━━━ Görev Malzemesi ━━━

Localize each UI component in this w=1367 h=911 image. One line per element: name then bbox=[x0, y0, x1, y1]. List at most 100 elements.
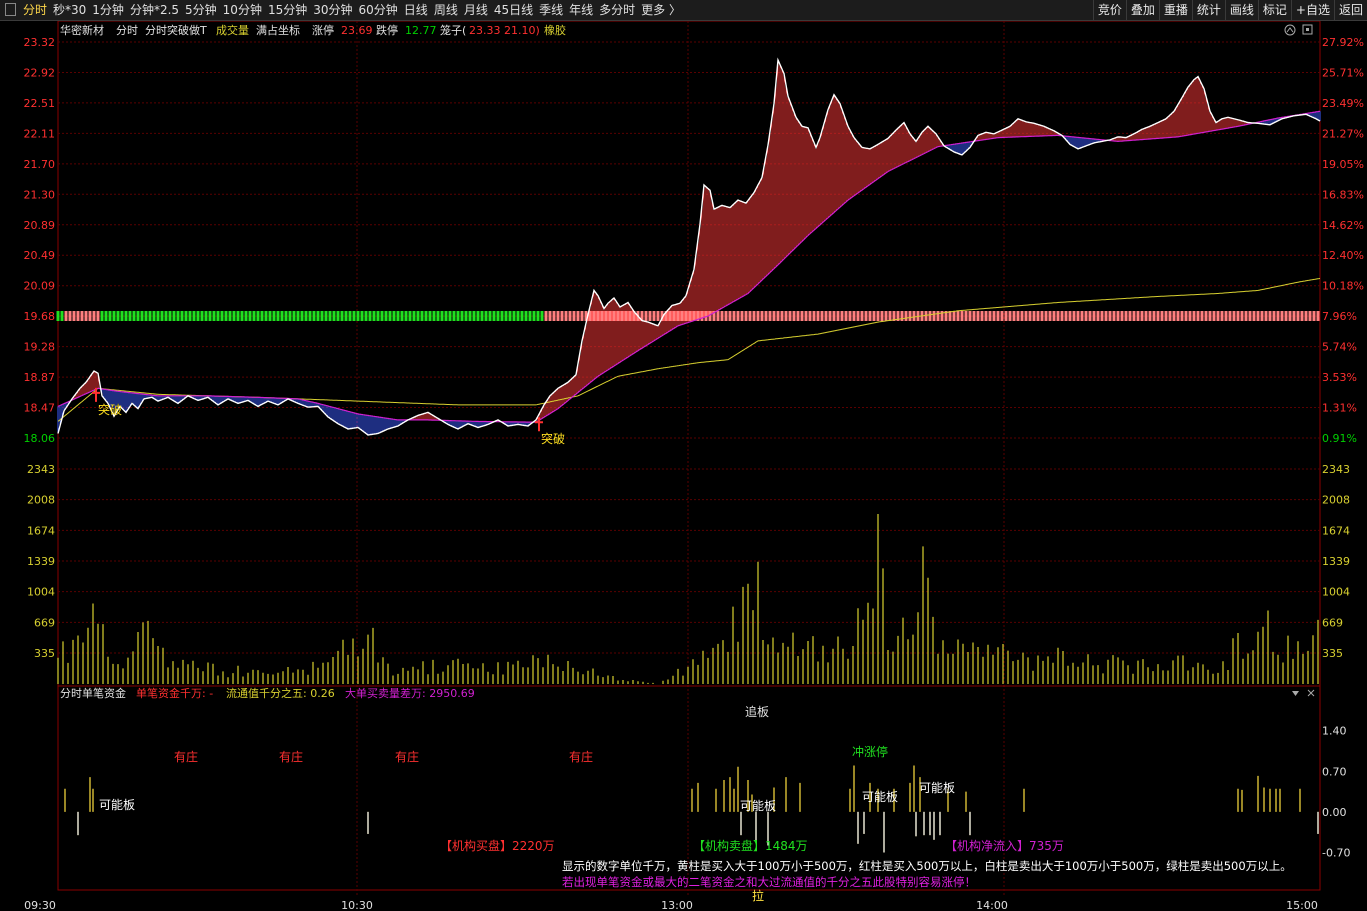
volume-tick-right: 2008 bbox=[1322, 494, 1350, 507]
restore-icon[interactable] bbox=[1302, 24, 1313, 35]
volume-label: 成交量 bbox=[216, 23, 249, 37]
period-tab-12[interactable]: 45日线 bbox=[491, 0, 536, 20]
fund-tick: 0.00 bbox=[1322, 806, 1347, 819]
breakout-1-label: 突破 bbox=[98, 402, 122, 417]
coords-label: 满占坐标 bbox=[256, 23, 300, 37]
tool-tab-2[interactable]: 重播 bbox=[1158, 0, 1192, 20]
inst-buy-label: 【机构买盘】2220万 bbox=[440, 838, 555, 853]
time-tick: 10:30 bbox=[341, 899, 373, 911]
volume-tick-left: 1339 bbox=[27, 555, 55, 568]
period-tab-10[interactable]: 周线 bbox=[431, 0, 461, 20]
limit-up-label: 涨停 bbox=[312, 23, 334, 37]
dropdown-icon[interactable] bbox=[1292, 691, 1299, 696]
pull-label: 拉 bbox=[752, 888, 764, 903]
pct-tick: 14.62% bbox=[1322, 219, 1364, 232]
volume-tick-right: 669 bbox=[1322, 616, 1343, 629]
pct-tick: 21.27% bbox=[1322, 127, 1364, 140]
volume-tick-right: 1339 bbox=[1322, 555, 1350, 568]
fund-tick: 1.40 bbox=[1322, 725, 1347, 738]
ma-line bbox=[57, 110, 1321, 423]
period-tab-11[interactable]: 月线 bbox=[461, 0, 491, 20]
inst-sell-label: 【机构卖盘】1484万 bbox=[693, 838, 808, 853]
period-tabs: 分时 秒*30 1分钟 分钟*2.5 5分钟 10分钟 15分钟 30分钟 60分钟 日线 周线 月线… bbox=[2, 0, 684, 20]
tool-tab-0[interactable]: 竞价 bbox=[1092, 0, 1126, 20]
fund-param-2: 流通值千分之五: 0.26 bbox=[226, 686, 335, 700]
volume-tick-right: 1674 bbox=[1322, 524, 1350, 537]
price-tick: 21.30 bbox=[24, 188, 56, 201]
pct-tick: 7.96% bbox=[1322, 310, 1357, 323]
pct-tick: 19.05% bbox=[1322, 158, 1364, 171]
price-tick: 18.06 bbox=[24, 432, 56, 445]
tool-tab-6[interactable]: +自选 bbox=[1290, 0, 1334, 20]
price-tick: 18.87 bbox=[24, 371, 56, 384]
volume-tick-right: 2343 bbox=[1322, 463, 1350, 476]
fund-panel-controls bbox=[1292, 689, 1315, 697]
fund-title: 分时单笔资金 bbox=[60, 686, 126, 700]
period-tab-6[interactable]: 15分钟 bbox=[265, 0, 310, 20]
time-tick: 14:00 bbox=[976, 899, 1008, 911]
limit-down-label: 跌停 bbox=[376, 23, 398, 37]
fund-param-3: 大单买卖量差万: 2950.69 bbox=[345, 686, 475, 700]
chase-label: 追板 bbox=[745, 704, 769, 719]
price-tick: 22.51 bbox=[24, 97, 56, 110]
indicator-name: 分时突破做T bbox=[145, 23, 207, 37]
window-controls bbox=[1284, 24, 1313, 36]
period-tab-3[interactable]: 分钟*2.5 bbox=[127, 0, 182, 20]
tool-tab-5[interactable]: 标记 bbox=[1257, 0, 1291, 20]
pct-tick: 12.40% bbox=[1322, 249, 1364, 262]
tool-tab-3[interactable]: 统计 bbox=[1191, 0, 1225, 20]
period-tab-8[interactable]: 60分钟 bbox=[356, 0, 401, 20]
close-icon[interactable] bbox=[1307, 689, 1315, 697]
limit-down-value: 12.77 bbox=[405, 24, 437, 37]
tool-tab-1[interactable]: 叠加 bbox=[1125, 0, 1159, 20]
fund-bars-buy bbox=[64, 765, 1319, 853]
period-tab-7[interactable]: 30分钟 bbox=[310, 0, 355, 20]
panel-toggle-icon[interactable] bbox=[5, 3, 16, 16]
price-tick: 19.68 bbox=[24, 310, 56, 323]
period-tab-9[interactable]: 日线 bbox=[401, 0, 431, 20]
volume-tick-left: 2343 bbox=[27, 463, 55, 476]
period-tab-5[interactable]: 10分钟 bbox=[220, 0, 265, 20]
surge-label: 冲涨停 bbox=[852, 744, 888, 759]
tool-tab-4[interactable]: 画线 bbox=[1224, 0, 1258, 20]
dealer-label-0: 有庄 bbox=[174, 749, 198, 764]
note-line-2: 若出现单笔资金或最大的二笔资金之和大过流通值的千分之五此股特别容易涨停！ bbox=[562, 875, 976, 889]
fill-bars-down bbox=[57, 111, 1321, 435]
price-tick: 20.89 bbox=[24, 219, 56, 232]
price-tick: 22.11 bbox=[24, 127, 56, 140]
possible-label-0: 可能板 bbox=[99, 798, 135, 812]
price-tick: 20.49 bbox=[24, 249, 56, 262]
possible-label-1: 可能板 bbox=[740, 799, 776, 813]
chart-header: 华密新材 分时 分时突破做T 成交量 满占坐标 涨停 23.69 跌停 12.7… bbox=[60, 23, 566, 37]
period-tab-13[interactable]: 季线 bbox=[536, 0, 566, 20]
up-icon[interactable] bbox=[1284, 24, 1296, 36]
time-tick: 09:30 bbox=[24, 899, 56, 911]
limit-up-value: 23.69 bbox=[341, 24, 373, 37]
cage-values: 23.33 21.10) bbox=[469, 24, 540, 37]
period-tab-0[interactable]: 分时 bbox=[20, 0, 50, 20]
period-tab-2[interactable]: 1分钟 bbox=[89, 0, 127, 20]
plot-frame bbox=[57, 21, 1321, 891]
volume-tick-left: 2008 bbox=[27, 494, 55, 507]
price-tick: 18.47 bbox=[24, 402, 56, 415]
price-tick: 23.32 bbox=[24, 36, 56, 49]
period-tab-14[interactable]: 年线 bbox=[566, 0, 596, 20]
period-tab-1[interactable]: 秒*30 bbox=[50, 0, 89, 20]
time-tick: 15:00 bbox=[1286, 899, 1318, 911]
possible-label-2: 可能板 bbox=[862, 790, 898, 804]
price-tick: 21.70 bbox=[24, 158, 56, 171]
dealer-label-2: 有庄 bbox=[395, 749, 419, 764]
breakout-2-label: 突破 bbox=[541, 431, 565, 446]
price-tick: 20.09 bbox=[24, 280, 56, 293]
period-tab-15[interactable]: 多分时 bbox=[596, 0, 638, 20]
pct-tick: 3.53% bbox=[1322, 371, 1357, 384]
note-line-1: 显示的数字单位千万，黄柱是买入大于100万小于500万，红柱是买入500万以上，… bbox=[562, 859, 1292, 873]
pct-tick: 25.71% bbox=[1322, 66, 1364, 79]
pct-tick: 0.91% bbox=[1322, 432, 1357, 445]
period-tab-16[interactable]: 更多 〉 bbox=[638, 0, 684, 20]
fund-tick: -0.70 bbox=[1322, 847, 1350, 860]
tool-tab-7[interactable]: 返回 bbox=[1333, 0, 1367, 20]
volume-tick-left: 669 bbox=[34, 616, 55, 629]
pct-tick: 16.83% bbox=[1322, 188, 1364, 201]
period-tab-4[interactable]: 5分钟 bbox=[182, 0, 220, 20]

━━━

# İstenenler:
Listedeki tüm satırları, geçtiği her yerde "pct-tick" yerine "percent-tick" koyarak ve geri kalan her şeyi olduğu gibi bırakarak yeniden yazar mısın? Resimleri yanıta ekleme.

# Eksiksiz Yanıt:
Localize each UI component in this w=1367 h=911 image. One line per element: name then bbox=[x0, y0, x1, y1]. List at most 100 elements.
volume-tick-right: 2008 bbox=[1322, 494, 1350, 507]
restore-icon[interactable] bbox=[1302, 24, 1313, 35]
volume-label: 成交量 bbox=[216, 23, 249, 37]
period-tab-12[interactable]: 45日线 bbox=[491, 0, 536, 20]
fund-tick: 0.00 bbox=[1322, 806, 1347, 819]
breakout-1-label: 突破 bbox=[98, 402, 122, 417]
coords-label: 满占坐标 bbox=[256, 23, 300, 37]
tool-tab-2[interactable]: 重播 bbox=[1158, 0, 1192, 20]
inst-buy-label: 【机构买盘】2220万 bbox=[440, 838, 555, 853]
time-tick: 10:30 bbox=[341, 899, 373, 911]
volume-tick-left: 1339 bbox=[27, 555, 55, 568]
period-tab-10[interactable]: 周线 bbox=[431, 0, 461, 20]
limit-up-label: 涨停 bbox=[312, 23, 334, 37]
dropdown-icon[interactable] bbox=[1292, 691, 1299, 696]
pull-label: 拉 bbox=[752, 888, 764, 903]
percent-tick: 14.62% bbox=[1322, 219, 1364, 232]
volume-tick-right: 669 bbox=[1322, 616, 1343, 629]
percent-tick: 21.27% bbox=[1322, 127, 1364, 140]
volume-tick-right: 1339 bbox=[1322, 555, 1350, 568]
fund-tick: 1.40 bbox=[1322, 725, 1347, 738]
ma-line bbox=[57, 110, 1321, 423]
period-tab-11[interactable]: 月线 bbox=[461, 0, 491, 20]
inst-sell-label: 【机构卖盘】1484万 bbox=[693, 838, 808, 853]
period-tabs: 分时 秒*30 1分钟 分钟*2.5 5分钟 10分钟 15分钟 30分钟 60分钟 日线 周线 月线… bbox=[2, 0, 684, 20]
tool-tab-0[interactable]: 竞价 bbox=[1092, 0, 1126, 20]
fund-param-2: 流通值千分之五: 0.26 bbox=[226, 686, 335, 700]
volume-tick-right: 1674 bbox=[1322, 524, 1350, 537]
price-tick: 21.30 bbox=[24, 188, 56, 201]
percent-tick: 7.96% bbox=[1322, 310, 1357, 323]
percent-tick: 19.05% bbox=[1322, 158, 1364, 171]
price-tick: 18.06 bbox=[24, 432, 56, 445]
tool-tab-6[interactable]: +自选 bbox=[1290, 0, 1334, 20]
price-tick: 18.87 bbox=[24, 371, 56, 384]
volume-tick-right: 2343 bbox=[1322, 463, 1350, 476]
fund-panel-controls bbox=[1292, 689, 1315, 697]
fund-title: 分时单笔资金 bbox=[60, 686, 126, 700]
period-tab-6[interactable]: 15分钟 bbox=[265, 0, 310, 20]
time-tick: 14:00 bbox=[976, 899, 1008, 911]
limit-down-label: 跌停 bbox=[376, 23, 398, 37]
fund-param-3: 大单买卖量差万: 2950.69 bbox=[345, 686, 475, 700]
chase-label: 追板 bbox=[745, 704, 769, 719]
price-tick: 22.51 bbox=[24, 97, 56, 110]
indicator-name: 分时突破做T bbox=[145, 23, 207, 37]
window-controls bbox=[1284, 24, 1313, 36]
period-tab-3[interactable]: 分钟*2.5 bbox=[127, 0, 182, 20]
tool-tab-5[interactable]: 标记 bbox=[1257, 0, 1291, 20]
percent-tick: 12.40% bbox=[1322, 249, 1364, 262]
tool-tab-3[interactable]: 统计 bbox=[1191, 0, 1225, 20]
period-tab-8[interactable]: 60分钟 bbox=[356, 0, 401, 20]
close-icon[interactable] bbox=[1307, 689, 1315, 697]
limit-down-value: 12.77 bbox=[405, 24, 437, 37]
tool-tab-1[interactable]: 叠加 bbox=[1125, 0, 1159, 20]
fund-bars-buy bbox=[64, 765, 1319, 853]
period-tab-7[interactable]: 30分钟 bbox=[310, 0, 355, 20]
panel-toggle-icon[interactable] bbox=[5, 3, 16, 16]
price-tick: 19.68 bbox=[24, 310, 56, 323]
period-tab-9[interactable]: 日线 bbox=[401, 0, 431, 20]
volume-tick-left: 2343 bbox=[27, 463, 55, 476]
period-tab-5[interactable]: 10分钟 bbox=[220, 0, 265, 20]
surge-label: 冲涨停 bbox=[852, 744, 888, 759]
tool-tab-4[interactable]: 画线 bbox=[1224, 0, 1258, 20]
dealer-label-0: 有庄 bbox=[174, 749, 198, 764]
note-line-2: 若出现单笔资金或最大的二笔资金之和大过流通值的千分之五此股特别容易涨停！ bbox=[562, 875, 976, 889]
fill-bars-down bbox=[57, 111, 1321, 435]
price-tick: 20.89 bbox=[24, 219, 56, 232]
price-tick: 22.11 bbox=[24, 127, 56, 140]
possible-label-0: 可能板 bbox=[99, 798, 135, 812]
price-tick: 20.49 bbox=[24, 249, 56, 262]
possible-label-1: 可能板 bbox=[740, 799, 776, 813]
chart-header: 华密新材 分时 分时突破做T 成交量 满占坐标 涨停 23.69 跌停 12.7… bbox=[60, 23, 566, 37]
period-tab-13[interactable]: 季线 bbox=[536, 0, 566, 20]
up-icon[interactable] bbox=[1284, 24, 1296, 36]
time-tick: 09:30 bbox=[24, 899, 56, 911]
limit-up-value: 23.69 bbox=[341, 24, 373, 37]
cage-values: 23.33 21.10) bbox=[469, 24, 540, 37]
period-tab-0[interactable]: 分时 bbox=[20, 0, 50, 20]
period-tab-2[interactable]: 1分钟 bbox=[89, 0, 127, 20]
plot-frame bbox=[57, 21, 1321, 891]
volume-tick-left: 2008 bbox=[27, 494, 55, 507]
price-tick: 18.47 bbox=[24, 402, 56, 415]
price-tick: 23.32 bbox=[24, 36, 56, 49]
period-tab-14[interactable]: 年线 bbox=[566, 0, 596, 20]
period-tab-1[interactable]: 秒*30 bbox=[50, 0, 89, 20]
time-tick: 15:00 bbox=[1286, 899, 1318, 911]
possible-label-2: 可能板 bbox=[862, 790, 898, 804]
price-tick: 21.70 bbox=[24, 158, 56, 171]
dealer-label-2: 有庄 bbox=[395, 749, 419, 764]
breakout-2-label: 突破 bbox=[541, 431, 565, 446]
price-tick: 20.09 bbox=[24, 280, 56, 293]
period-tab-15[interactable]: 多分时 bbox=[596, 0, 638, 20]
percent-tick: 3.53% bbox=[1322, 371, 1357, 384]
note-line-1: 显示的数字单位千万，黄柱是买入大于100万小于500万，红柱是买入500万以上，… bbox=[562, 859, 1292, 873]
percent-tick: 25.71% bbox=[1322, 66, 1364, 79]
percent-tick: 0.91% bbox=[1322, 432, 1357, 445]
period-tab-16[interactable]: 更多 〉 bbox=[638, 0, 684, 20]
fund-tick: -0.70 bbox=[1322, 847, 1350, 860]
tool-tab-7[interactable]: 返回 bbox=[1333, 0, 1367, 20]
volume-tick-left: 669 bbox=[34, 616, 55, 629]
percent-tick: 16.83% bbox=[1322, 188, 1364, 201]
period-tab-4[interactable]: 5分钟 bbox=[182, 0, 220, 20]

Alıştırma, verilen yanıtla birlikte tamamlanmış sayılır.